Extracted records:
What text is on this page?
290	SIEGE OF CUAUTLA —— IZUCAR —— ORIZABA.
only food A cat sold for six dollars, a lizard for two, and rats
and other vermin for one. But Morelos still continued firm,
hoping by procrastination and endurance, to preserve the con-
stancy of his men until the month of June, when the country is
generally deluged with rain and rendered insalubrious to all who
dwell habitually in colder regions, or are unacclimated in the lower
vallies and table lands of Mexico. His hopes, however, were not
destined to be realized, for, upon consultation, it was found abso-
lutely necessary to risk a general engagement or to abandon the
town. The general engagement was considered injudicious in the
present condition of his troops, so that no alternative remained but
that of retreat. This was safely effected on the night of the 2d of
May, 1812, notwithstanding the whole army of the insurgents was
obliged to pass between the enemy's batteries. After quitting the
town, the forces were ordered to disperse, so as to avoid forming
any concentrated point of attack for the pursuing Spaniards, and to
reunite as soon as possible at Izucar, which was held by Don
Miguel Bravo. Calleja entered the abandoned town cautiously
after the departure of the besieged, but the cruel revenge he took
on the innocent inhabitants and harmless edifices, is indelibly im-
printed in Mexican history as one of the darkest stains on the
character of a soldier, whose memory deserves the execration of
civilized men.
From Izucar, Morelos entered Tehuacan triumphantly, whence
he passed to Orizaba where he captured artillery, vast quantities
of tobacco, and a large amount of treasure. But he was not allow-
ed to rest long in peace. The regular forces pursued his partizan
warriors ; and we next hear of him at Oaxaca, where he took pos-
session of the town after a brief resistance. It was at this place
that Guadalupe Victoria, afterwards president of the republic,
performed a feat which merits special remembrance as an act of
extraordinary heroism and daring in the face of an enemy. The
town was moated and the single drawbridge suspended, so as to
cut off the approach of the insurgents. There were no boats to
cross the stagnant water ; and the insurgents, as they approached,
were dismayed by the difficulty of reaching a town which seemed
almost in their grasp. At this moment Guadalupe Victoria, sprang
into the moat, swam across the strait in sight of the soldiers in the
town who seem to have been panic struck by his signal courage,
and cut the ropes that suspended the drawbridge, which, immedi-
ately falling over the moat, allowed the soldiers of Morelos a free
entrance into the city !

Your task:
Extract all of the data shown above and repeat it verbatim.

Task solution:
What text is on this page?
290	SIEGE OF CUAUTLA —— IZUCAR —— ORIZABA.
only food A cat sold for six dollars, a lizard for two, and rats
and other vermin for one. But Morelos still continued firm,
hoping by procrastination and endurance, to preserve the con-
stancy of his men until the month of June, when the country is
generally deluged with rain and rendered insalubrious to all who
dwell habitually in colder regions, or are unacclimated in the lower
vallies and table lands of Mexico. His hopes, however, were not
destined to be realized, for, upon consultation, it was found abso-
lutely necessary to risk a general engagement or to abandon the
town. The general engagement was considered injudicious in the
present condition of his troops, so that no alternative remained but
that of retreat. This was safely effected on the night of the 2d of
May, 1812, notwithstanding the whole army of the insurgents was
obliged to pass between the enemy's batteries. After quitting the
town, the forces were ordered to disperse, so as to avoid forming
any concentrated point of attack for the pursuing Spaniards, and to
reunite as soon as possible at Izucar, which was held by Don
Miguel Bravo. Calleja entered the abandoned town cautiously
after the departure of the besieged, but the cruel revenge he took
on the innocent inhabitants and harmless edifices, is indelibly im-
printed in Mexican history as one of the darkest stains on the
character of a soldier, whose memory deserves the execration of
civilized men.
From Izucar, Morelos entered Tehuacan triumphantly, whence
he passed to Orizaba where he captured artillery, vast quantities
of tobacco, and a large amount of treasure. But he was not allow-
ed to rest long in peace. The regular forces pursued his partizan
warriors ; and we next hear of him at Oaxaca, where he took pos-
session of the town after a brief resistance. It was at this place
that Guadalupe Victoria, afterwards president of the republic,
performed a feat which merits special remembrance as an act of
extraordinary heroism and daring in the face of an enemy. The
town was moated and the single drawbridge suspended, so as to
cut off the approach of the insurgents. There were no boats to
cross the stagnant water ; and the insurgents, as they approached,
were dismayed by the difficulty of reaching a town which seemed
almost in their grasp. At this moment Guadalupe Victoria, sprang
into the moat, swam across the strait in sight of the soldiers in the
town who seem to have been panic struck by his signal courage,
and cut the ropes that suspended the drawbridge, which, immedi-
ately falling over the moat, allowed the soldiers of Morelos a free
entrance into the city !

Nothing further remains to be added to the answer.